WHAT YOU HAVE TO DO:
Look below and pull out each line with the word "forte".

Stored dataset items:
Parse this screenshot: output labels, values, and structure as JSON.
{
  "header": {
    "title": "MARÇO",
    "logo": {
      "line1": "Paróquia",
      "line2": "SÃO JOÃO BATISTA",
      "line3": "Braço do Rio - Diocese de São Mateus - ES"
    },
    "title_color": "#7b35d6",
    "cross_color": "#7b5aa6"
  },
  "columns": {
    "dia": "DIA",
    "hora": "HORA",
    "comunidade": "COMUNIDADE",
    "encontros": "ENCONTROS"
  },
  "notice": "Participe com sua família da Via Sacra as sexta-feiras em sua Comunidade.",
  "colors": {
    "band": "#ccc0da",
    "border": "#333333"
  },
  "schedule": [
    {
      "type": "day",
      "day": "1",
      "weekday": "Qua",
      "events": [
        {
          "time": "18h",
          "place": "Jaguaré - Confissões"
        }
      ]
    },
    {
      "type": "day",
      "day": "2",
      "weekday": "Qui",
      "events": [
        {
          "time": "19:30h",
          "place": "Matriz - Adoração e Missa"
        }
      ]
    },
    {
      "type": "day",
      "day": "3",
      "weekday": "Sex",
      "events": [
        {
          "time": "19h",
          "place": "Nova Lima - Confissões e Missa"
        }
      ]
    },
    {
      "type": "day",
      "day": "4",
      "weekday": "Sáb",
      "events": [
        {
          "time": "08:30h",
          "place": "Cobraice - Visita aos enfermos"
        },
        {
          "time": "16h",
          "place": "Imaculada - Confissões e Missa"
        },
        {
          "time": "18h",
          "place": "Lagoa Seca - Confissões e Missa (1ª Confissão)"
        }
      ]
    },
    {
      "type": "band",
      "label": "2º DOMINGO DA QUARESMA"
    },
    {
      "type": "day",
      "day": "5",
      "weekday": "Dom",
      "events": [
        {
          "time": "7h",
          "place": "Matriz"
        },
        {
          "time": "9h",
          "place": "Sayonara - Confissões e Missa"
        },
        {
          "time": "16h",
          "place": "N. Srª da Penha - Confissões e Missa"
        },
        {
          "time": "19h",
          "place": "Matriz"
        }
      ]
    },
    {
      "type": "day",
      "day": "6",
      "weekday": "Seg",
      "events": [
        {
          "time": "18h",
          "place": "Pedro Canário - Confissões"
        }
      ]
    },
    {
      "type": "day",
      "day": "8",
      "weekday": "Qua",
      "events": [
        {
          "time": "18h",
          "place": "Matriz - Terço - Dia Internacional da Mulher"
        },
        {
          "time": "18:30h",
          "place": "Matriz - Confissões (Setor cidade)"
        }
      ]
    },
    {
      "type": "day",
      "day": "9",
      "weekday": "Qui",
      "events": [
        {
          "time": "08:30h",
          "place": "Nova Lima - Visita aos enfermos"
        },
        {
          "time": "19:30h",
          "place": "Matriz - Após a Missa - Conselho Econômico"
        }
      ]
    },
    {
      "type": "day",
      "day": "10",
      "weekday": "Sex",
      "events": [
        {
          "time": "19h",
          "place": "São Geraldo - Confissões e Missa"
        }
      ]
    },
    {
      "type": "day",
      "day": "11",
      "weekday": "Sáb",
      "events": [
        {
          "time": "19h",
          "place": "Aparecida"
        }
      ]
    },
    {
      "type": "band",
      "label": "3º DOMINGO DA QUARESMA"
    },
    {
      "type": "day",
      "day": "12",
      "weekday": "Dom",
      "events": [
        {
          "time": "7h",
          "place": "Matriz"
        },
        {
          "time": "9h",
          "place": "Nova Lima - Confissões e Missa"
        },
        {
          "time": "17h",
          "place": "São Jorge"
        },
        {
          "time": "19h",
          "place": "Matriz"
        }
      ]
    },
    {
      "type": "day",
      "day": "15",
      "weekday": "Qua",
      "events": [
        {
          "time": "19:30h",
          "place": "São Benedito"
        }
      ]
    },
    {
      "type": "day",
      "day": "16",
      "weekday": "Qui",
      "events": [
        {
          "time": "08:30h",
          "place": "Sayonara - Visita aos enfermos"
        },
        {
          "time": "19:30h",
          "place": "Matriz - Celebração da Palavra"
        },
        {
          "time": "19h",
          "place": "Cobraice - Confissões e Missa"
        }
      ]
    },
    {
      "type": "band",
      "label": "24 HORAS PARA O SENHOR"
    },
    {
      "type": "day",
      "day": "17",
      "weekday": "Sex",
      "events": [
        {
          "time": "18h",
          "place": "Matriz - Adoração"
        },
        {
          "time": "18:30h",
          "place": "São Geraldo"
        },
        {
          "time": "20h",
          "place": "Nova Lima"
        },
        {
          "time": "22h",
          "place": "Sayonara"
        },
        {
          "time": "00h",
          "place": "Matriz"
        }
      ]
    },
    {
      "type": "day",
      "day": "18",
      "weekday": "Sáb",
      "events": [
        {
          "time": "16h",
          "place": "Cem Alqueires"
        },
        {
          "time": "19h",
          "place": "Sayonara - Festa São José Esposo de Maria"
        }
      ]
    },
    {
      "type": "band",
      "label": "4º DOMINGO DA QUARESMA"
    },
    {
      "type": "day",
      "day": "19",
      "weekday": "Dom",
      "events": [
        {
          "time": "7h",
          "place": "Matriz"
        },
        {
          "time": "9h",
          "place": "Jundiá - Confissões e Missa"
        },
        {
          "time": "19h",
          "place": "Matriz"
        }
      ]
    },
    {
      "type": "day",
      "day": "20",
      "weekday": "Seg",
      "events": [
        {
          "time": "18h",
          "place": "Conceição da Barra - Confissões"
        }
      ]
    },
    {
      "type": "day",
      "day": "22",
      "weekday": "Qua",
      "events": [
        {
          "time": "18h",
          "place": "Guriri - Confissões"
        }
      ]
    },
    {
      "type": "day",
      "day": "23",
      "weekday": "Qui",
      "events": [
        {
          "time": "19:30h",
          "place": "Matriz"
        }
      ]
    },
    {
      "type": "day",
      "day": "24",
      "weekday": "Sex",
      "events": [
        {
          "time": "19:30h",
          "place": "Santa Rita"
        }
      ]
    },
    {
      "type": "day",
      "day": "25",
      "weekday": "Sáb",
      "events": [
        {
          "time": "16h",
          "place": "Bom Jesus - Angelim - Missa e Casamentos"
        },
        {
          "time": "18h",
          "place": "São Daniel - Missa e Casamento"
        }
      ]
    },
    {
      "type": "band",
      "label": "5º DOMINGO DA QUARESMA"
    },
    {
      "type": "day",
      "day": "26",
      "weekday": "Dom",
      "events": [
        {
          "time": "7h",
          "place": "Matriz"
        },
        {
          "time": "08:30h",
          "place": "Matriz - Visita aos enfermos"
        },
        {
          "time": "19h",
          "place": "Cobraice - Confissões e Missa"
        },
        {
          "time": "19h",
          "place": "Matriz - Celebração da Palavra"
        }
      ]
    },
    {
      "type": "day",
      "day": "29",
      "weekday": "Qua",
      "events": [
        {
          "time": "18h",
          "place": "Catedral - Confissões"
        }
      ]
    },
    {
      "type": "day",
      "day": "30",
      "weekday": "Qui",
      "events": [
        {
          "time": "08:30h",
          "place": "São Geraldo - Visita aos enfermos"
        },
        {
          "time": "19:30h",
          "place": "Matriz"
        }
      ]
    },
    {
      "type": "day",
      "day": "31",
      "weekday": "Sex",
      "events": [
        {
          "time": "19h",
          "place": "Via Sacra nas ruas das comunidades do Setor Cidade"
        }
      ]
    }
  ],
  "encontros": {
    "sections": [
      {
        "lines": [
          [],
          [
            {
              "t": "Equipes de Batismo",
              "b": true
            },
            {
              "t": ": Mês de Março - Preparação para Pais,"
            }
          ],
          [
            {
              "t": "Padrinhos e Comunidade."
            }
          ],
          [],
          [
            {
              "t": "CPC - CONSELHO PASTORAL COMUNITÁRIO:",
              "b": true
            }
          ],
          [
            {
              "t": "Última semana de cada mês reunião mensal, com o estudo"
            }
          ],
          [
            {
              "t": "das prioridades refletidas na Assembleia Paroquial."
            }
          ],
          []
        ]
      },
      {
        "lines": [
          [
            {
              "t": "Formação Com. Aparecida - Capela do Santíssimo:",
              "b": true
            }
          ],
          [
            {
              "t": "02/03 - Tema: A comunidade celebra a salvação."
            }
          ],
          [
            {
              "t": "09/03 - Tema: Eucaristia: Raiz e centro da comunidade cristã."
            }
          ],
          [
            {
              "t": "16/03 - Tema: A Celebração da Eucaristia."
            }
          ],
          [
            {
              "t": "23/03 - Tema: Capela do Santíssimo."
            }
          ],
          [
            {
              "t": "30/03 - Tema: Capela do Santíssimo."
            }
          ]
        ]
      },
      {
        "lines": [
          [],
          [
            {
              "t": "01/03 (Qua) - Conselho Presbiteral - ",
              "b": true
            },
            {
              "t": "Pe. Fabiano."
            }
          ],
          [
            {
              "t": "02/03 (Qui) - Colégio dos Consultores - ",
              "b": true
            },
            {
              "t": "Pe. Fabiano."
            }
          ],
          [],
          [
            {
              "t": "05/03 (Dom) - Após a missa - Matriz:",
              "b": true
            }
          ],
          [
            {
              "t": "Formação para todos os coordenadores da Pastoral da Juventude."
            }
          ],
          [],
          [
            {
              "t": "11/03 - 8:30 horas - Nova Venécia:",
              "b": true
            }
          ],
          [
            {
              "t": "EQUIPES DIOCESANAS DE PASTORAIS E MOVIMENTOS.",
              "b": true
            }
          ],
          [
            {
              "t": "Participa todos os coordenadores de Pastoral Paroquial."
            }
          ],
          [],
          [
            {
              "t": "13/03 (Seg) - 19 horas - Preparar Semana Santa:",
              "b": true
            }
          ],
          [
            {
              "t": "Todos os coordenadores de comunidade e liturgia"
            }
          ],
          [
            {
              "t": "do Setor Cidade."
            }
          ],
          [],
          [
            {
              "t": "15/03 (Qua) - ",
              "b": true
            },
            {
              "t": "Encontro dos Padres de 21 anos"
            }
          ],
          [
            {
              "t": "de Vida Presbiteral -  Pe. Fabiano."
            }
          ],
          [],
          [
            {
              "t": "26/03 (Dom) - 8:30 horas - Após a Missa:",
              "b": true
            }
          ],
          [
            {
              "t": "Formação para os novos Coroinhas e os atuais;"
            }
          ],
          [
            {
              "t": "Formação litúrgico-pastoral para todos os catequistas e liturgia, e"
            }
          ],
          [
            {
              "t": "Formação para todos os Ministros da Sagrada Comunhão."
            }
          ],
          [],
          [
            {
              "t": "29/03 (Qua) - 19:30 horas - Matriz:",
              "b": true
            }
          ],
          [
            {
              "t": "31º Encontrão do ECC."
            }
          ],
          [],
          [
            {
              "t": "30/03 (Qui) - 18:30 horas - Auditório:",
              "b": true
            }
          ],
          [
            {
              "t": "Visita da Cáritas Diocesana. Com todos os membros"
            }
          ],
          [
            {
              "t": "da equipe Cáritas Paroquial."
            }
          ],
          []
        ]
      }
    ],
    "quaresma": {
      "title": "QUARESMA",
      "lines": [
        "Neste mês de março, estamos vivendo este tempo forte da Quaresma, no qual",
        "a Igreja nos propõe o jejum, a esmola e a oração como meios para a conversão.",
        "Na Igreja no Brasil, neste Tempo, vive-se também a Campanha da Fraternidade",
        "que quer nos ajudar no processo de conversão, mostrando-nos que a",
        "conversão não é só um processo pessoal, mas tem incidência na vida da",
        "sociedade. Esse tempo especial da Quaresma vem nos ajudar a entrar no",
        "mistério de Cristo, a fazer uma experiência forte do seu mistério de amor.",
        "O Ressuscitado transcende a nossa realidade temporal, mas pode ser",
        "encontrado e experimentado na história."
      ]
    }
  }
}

RESPONSE TO THE TASK:
        "Neste mês de março, estamos vivendo este tempo forte da Quaresma, no qual",
        "mistério de Cristo, a fazer uma experiência forte do seu mistério de amor.",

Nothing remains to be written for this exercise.